** begin Material **

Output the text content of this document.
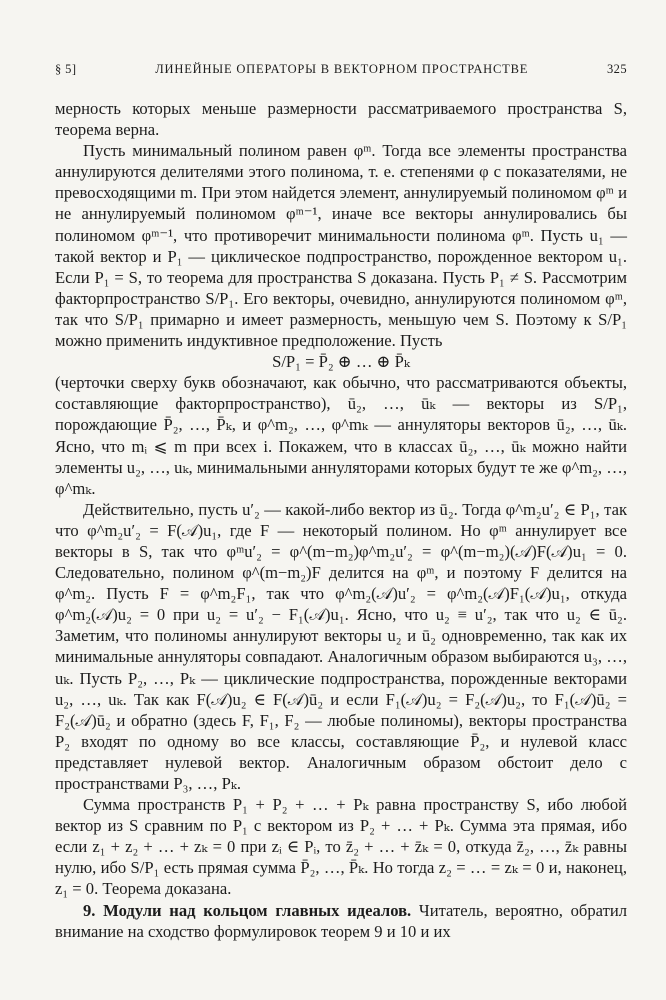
§ 5]	ЛИНЕЙНЫЕ ОПЕРАТОРЫ В ВЕКТОРНОМ ПРОСТРАНСТВЕ	325

мерность которых меньше размерности рассматриваемого пространства S, теорема верна.

Пусть минимальный полином равен φᵐ. Тогда все элементы пространства аннулируются делителями этого полинома, т. е. степенями φ с показателями, не превосходящими m. При этом найдется элемент, аннулируемый полиномом φᵐ и не аннулируемый полиномом φᵐ⁻¹, иначе все векторы аннулировались бы полиномом φᵐ⁻¹, что противоречит минимальности полинома φᵐ. Пусть u₁ — такой вектор и P₁ — циклическое подпространство, порожденное вектором u₁. Если P₁ = S, то теорема для пространства S доказана. Пусть P₁ ≠ S. Рассмотрим факторпространство S/P₁. Его векторы, очевидно, аннулируются полиномом φᵐ, так что S/P₁ примарно и имеет размерность, меньшую чем S. Поэтому к S/P₁ можно применить индуктивное предположение. Пусть

S/P₁ = P̄₂ ⊕ … ⊕ P̄ₖ

(черточки сверху букв обозначают, как обычно, что рассматриваются объекты, составляющие факторпространство), ū₂, …, ūₖ — векторы из S/P₁, порождающие P̄₂, …, P̄ₖ, и φ^m₂, …, φ^mₖ — аннуляторы векторов ū₂, …, ūₖ. Ясно, что mᵢ ⩽ m при всех i. Покажем, что в классах ū₂, …, ūₖ можно найти элементы u₂, …, uₖ, минимальными аннуляторами которых будут те же φ^m₂, …, φ^mₖ.

Действительно, пусть u′₂ — какой-либо вектор из ū₂. Тогда φ^m₂u′₂ ∈ P₁, так что φ^m₂u′₂ = F(𝒜)u₁, где F — некоторый полином. Но φᵐ аннулирует все векторы в S, так что φᵐu′₂ = φ^(m−m₂)φ^m₂u′₂ = φ^(m−m₂)(𝒜)F(𝒜)u₁ = 0. Следовательно, полином φ^(m−m₂)F делится на φᵐ, и поэтому F делится на φ^m₂. Пусть F = φ^m₂F₁, так что φ^m₂(𝒜)u′₂ = φ^m₂(𝒜)F₁(𝒜)u₁, откуда φ^m₂(𝒜)u₂ = 0 при u₂ = u′₂ − F₁(𝒜)u₁. Ясно, что u₂ ≡ u′₂, так что u₂ ∈ ū₂. Заметим, что полиномы аннулируют векторы u₂ и ū₂ одновременно, так как их минимальные аннуляторы совпадают. Аналогичным образом выбираются u₃, …, uₖ. Пусть P₂, …, Pₖ — циклические подпространства, порожденные векторами u₂, …, uₖ. Так как F(𝒜)u₂ ∈ F(𝒜)ū₂ и если F₁(𝒜)u₂ = F₂(𝒜)u₂, то F₁(𝒜)ū₂ = F₂(𝒜)ū₂ и обратно (здесь F, F₁, F₂ — любые полиномы), векторы пространства P₂ входят по одному во все классы, составляющие P̄₂, и нулевой класс представляет нулевой вектор. Аналогичным образом обстоит дело с пространствами P₃, …, Pₖ.

Сумма пространств P₁ + P₂ + … + Pₖ равна пространству S, ибо любой вектор из S сравним по P₁ с вектором из P₂ + … + Pₖ. Сумма эта прямая, ибо если z₁ + z₂ + … + zₖ = 0 при zᵢ ∈ Pᵢ, то z̄₂ + … + z̄ₖ = 0, откуда z̄₂, …, z̄ₖ равны нулю, ибо S/P₁ есть прямая сумма P̄₂, …, P̄ₖ. Но тогда z₂ = … = zₖ = 0 и, наконец, z₁ = 0. Теорема доказана.

9. Модули над кольцом главных идеалов. Читатель, вероятно, обратил внимание на сходство формулировок теорем 9 и 10 и их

** end Material **

● What is required:
Select every line of the material above holding the word "которых" and copy it.

● Solution to this exercise:
мерность которых меньше размерности рассматриваемого пространства S, теорема верна.
(черточки сверху букв обозначают, как обычно, что рассматриваются объекты, составляющие факторпространство), ū₂, …, ūₖ — векторы из S/P₁, порождающие P̄₂, …, P̄ₖ, и φ^m₂, …, φ^mₖ — аннуляторы векторов ū₂, …, ūₖ. Ясно, что mᵢ ⩽ m при всех i. Покажем, что в классах ū₂, …, ūₖ можно найти элементы u₂, …, uₖ, минимальными аннуляторами которых будут те же φ^m₂, …, φ^mₖ.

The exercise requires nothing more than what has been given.